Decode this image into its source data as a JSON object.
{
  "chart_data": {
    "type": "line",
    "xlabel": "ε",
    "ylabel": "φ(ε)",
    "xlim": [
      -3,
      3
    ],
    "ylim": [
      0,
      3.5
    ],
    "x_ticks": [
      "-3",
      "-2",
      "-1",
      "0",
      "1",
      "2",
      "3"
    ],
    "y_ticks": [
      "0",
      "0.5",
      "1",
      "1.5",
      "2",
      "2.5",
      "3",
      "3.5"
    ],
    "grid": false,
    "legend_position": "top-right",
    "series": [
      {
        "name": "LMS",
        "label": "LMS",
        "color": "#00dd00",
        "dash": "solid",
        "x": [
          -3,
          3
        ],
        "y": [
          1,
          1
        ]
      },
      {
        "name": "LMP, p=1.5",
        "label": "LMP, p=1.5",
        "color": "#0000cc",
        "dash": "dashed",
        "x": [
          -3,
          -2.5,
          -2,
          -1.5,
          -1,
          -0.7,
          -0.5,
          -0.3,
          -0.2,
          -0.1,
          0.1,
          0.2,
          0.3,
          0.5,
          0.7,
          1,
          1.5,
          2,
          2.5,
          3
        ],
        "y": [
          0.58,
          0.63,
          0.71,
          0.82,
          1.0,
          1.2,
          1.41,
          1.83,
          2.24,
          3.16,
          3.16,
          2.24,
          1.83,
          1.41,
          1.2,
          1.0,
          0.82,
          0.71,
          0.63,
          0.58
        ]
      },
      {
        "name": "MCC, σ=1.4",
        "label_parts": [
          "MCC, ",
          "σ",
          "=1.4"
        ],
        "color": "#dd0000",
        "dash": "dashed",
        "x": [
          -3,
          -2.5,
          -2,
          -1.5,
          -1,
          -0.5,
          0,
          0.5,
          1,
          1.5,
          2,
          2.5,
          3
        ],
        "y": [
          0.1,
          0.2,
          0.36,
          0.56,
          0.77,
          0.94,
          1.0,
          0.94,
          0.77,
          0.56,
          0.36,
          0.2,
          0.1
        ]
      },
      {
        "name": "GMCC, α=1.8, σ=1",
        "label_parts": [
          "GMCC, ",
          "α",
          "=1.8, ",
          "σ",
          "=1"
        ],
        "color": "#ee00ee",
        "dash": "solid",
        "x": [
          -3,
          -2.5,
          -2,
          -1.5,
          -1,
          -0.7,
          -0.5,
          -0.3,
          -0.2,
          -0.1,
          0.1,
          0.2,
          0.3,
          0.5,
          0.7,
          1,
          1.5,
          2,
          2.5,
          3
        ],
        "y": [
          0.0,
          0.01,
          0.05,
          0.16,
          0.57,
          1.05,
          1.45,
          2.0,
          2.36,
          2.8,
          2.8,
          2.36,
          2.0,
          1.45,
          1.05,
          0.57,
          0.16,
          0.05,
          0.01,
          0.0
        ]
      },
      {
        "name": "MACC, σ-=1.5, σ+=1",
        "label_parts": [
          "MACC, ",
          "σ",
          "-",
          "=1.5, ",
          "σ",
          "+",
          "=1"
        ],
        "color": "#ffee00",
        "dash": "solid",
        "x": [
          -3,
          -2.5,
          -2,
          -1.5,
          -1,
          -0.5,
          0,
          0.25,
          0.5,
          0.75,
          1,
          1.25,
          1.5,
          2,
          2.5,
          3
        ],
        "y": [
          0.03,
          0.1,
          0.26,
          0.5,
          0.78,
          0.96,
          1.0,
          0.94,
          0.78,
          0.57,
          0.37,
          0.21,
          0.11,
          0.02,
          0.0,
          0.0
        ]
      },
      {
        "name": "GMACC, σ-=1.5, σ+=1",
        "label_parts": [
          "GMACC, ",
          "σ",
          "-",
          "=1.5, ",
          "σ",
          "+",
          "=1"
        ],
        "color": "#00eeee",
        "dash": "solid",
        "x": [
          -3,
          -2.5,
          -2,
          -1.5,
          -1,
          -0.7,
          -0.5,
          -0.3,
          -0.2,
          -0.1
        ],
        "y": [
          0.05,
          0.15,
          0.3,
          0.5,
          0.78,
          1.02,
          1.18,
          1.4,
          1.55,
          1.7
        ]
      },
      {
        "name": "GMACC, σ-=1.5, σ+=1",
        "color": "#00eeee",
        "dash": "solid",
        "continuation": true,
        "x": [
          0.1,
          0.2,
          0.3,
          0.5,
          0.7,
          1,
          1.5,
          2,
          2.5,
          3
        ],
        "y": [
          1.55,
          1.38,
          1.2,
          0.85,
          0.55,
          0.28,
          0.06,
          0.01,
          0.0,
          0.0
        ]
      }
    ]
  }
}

━━━

What the exercise asks: Repeat each entry word for word.

Answer to this problem:
Decode this image into its source data as a JSON object.
{
  "chart_data": {
    "type": "line",
    "xlabel": "ε",
    "ylabel": "φ(ε)",
    "xlim": [
      -3,
      3
    ],
    "ylim": [
      0,
      3.5
    ],
    "x_ticks": [
      "-3",
      "-2",
      "-1",
      "0",
      "1",
      "2",
      "3"
    ],
    "y_ticks": [
      "0",
      "0.5",
      "1",
      "1.5",
      "2",
      "2.5",
      "3",
      "3.5"
    ],
    "grid": false,
    "legend_position": "top-right",
    "series": [
      {
        "name": "LMS",
        "label": "LMS",
        "color": "#00dd00",
        "dash": "solid",
        "x": [
          -3,
          3
        ],
        "y": [
          1,
          1
        ]
      },
      {
        "name": "LMP, p=1.5",
        "label": "LMP, p=1.5",
        "color": "#0000cc",
        "dash": "dashed",
        "x": [
          -3,
          -2.5,
          -2,
          -1.5,
          -1,
          -0.7,
          -0.5,
          -0.3,
          -0.2,
          -0.1,
          0.1,
          0.2,
          0.3,
          0.5,
          0.7,
          1,
          1.5,
          2,
          2.5,
          3
        ],
        "y": [
          0.58,
          0.63,
          0.71,
          0.82,
          1.0,
          1.2,
          1.41,
          1.83,
          2.24,
          3.16,
          3.16,
          2.24,
          1.83,
          1.41,
          1.2,
          1.0,
          0.82,
          0.71,
          0.63,
          0.58
        ]
      },
      {
        "name": "MCC, σ=1.4",
        "label_parts": [
          "MCC, ",
          "σ",
          "=1.4"
        ],
        "color": "#dd0000",
        "dash": "dashed",
        "x": [
          -3,
          -2.5,
          -2,
          -1.5,
          -1,
          -0.5,
          0,
          0.5,
          1,
          1.5,
          2,
          2.5,
          3
        ],
        "y": [
          0.1,
          0.2,
          0.36,
          0.56,
          0.77,
          0.94,
          1.0,
          0.94,
          0.77,
          0.56,
          0.36,
          0.2,
          0.1
        ]
      },
      {
        "name": "GMCC, α=1.8, σ=1",
        "label_parts": [
          "GMCC, ",
          "α",
          "=1.8, ",
          "σ",
          "=1"
        ],
        "color": "#ee00ee",
        "dash": "solid",
        "x": [
          -3,
          -2.5,
          -2,
          -1.5,
          -1,
          -0.7,
          -0.5,
          -0.3,
          -0.2,
          -0.1,
          0.1,
          0.2,
          0.3,
          0.5,
          0.7,
          1,
          1.5,
          2,
          2.5,
          3
        ],
        "y": [
          0.0,
          0.01,
          0.05,
          0.16,
          0.57,
          1.05,
          1.45,
          2.0,
          2.36,
          2.8,
          2.8,
          2.36,
          2.0,
          1.45,
          1.05,
          0.57,
          0.16,
          0.05,
          0.01,
          0.0
        ]
      },
      {
        "name": "MACC, σ-=1.5, σ+=1",
        "label_parts": [
          "MACC, ",
          "σ",
          "-",
          "=1.5, ",
          "σ",
          "+",
          "=1"
        ],
        "color": "#ffee00",
        "dash": "solid",
        "x": [
          -3,
          -2.5,
          -2,
          -1.5,
          -1,
          -0.5,
          0,
          0.25,
          0.5,
          0.75,
          1,
          1.25,
          1.5,
          2,
          2.5,
          3
        ],
        "y": [
          0.03,
          0.1,
          0.26,
          0.5,
          0.78,
          0.96,
          1.0,
          0.94,
          0.78,
          0.57,
          0.37,
          0.21,
          0.11,
          0.02,
          0.0,
          0.0
        ]
      },
      {
        "name": "GMACC, σ-=1.5, σ+=1",
        "label_parts": [
          "GMACC, ",
          "σ",
          "-",
          "=1.5, ",
          "σ",
          "+",
          "=1"
        ],
        "color": "#00eeee",
        "dash": "solid",
        "x": [
          -3,
          -2.5,
          -2,
          -1.5,
          -1,
          -0.7,
          -0.5,
          -0.3,
          -0.2,
          -0.1
        ],
        "y": [
          0.05,
          0.15,
          0.3,
          0.5,
          0.78,
          1.02,
          1.18,
          1.4,
          1.55,
          1.7
        ]
      },
      {
        "name": "GMACC, σ-=1.5, σ+=1",
        "color": "#00eeee",
        "dash": "solid",
        "continuation": true,
        "x": [
          0.1,
          0.2,
          0.3,
          0.5,
          0.7,
          1,
          1.5,
          2,
          2.5,
          3
        ],
        "y": [
          1.55,
          1.38,
          1.2,
          0.85,
          0.55,
          0.28,
          0.06,
          0.01,
          0.0,
          0.0
        ]
      }
    ]
  }
}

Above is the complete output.